Locate each line holding the string "Feuchte" and copy it.

[BEGIN Stored records]

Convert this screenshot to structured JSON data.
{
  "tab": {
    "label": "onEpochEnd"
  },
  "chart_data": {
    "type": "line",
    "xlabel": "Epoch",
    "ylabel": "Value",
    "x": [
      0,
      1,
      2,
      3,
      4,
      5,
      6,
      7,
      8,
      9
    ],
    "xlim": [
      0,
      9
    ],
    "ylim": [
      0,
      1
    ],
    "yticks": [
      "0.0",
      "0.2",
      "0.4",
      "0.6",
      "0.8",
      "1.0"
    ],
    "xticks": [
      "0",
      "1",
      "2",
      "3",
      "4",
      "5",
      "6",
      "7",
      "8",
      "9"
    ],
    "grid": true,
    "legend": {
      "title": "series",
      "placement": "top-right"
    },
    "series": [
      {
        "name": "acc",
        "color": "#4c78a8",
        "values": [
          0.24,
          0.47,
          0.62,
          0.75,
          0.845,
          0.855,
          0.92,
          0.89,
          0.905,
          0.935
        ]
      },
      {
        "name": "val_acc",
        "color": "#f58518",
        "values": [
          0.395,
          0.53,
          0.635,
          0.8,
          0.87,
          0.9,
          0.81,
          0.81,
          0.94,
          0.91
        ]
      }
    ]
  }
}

[END Stored records]
[BEGIN Stored records]

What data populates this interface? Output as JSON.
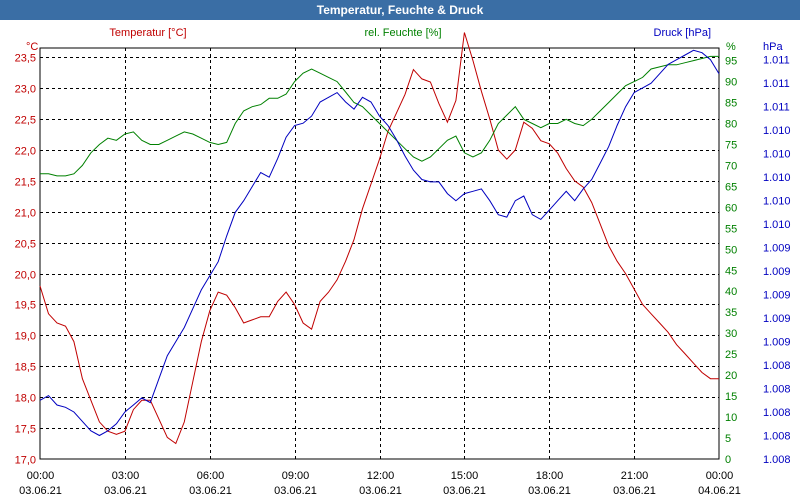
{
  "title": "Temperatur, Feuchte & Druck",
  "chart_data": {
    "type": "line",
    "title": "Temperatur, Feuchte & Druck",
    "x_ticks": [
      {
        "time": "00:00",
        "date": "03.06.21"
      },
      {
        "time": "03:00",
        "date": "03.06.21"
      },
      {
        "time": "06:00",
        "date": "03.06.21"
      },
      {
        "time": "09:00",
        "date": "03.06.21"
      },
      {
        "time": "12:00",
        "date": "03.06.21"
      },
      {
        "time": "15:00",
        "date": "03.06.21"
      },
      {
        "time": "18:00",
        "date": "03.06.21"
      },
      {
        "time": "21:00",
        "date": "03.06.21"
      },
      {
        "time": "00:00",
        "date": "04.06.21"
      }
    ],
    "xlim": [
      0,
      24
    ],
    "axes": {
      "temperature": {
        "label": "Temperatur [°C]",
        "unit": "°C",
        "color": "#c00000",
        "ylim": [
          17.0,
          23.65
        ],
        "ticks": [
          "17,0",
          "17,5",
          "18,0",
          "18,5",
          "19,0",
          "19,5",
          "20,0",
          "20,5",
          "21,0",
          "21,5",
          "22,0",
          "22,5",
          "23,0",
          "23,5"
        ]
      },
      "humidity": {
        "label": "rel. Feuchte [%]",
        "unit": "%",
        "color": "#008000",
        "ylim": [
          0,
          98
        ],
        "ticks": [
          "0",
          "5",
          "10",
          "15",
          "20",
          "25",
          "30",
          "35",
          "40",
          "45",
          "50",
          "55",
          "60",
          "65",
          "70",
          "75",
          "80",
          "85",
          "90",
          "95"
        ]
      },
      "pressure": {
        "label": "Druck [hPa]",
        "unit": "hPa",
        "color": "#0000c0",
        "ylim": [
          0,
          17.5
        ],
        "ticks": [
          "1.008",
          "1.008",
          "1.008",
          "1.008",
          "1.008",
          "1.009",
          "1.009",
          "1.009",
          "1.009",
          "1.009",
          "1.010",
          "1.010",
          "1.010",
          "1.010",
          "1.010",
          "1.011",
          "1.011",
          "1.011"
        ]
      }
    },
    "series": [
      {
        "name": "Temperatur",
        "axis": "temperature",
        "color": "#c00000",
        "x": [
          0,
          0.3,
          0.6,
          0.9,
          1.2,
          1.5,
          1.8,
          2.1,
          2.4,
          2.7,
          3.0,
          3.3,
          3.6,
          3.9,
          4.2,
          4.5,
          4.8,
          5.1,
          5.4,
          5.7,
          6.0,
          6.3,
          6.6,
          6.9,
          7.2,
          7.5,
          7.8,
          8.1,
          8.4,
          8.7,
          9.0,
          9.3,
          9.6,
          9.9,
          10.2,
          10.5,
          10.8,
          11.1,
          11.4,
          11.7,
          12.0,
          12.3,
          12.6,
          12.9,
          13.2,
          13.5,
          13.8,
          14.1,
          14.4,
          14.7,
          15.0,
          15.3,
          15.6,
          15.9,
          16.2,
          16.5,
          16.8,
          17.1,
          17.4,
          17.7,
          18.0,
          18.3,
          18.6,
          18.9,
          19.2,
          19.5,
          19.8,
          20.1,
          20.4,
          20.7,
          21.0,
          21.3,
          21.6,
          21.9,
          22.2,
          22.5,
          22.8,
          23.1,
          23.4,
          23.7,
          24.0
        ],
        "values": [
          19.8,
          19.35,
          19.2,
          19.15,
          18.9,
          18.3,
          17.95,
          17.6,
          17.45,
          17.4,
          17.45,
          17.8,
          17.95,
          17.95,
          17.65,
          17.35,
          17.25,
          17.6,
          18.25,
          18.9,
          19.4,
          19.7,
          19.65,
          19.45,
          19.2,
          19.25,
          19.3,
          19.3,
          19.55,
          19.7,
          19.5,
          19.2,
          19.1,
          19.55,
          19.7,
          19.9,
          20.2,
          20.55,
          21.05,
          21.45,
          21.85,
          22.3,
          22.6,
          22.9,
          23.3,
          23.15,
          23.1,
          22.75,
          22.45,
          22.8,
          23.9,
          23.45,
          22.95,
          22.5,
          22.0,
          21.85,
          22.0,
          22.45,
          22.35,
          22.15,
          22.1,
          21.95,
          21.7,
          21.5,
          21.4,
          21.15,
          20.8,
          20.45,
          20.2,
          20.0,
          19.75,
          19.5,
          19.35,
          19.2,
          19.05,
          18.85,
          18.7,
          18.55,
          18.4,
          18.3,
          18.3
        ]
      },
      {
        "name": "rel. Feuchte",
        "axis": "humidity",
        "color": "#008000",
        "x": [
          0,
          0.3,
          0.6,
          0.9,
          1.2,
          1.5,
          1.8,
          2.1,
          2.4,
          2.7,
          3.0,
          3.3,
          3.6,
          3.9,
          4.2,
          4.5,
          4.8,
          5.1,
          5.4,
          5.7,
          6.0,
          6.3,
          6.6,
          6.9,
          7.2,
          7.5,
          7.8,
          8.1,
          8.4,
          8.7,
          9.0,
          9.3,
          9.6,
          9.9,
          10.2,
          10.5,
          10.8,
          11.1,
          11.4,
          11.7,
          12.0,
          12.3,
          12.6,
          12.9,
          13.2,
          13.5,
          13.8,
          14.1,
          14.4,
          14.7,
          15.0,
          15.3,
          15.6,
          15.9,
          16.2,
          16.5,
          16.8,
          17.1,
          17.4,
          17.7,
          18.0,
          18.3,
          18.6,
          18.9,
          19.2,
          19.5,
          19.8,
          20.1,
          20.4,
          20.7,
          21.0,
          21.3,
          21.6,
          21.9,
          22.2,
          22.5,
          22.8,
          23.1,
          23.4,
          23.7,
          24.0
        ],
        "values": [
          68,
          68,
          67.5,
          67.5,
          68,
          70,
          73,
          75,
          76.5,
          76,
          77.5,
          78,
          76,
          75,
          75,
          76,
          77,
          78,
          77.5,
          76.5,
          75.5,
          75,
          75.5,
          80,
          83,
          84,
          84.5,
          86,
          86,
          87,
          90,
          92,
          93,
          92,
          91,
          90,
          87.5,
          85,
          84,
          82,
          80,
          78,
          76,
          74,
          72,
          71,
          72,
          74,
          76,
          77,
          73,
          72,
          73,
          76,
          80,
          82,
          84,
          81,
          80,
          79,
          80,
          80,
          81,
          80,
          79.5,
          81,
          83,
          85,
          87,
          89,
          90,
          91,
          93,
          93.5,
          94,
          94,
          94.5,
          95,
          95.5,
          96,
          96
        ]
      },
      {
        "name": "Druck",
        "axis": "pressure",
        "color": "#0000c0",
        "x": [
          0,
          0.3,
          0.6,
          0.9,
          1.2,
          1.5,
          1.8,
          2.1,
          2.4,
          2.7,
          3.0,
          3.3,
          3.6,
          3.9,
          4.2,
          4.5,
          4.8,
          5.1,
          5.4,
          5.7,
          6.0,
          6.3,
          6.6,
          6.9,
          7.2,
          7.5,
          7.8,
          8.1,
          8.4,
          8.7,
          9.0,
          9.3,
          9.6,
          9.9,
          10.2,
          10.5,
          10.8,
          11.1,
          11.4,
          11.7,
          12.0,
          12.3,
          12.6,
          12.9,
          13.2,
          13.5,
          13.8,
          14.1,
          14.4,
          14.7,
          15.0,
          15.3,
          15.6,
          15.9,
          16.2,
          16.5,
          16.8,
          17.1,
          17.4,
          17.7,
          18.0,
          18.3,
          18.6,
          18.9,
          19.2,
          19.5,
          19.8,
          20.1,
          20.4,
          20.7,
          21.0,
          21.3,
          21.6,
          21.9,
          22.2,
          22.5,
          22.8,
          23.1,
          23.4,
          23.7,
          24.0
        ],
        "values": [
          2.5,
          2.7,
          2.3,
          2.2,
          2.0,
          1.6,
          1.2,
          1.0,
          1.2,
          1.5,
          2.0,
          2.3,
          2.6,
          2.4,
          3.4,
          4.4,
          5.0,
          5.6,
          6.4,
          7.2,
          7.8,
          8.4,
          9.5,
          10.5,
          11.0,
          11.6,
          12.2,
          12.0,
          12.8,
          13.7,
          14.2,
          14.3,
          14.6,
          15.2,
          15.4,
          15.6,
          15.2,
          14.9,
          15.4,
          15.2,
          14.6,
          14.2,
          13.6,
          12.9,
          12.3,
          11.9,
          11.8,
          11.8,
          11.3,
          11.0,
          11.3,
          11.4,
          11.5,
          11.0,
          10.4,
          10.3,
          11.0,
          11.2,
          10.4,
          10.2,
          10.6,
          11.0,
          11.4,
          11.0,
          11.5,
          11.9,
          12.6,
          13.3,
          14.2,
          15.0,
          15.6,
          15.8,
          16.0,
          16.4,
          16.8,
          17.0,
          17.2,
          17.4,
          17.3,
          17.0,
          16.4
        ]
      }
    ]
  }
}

[END Stored records]

Finished task →
  "title": "Temperatur, Feuchte & Druck",
    "title": "Temperatur, Feuchte & Druck",
        "label": "rel. Feuchte [%]",
        "name": "rel. Feuchte",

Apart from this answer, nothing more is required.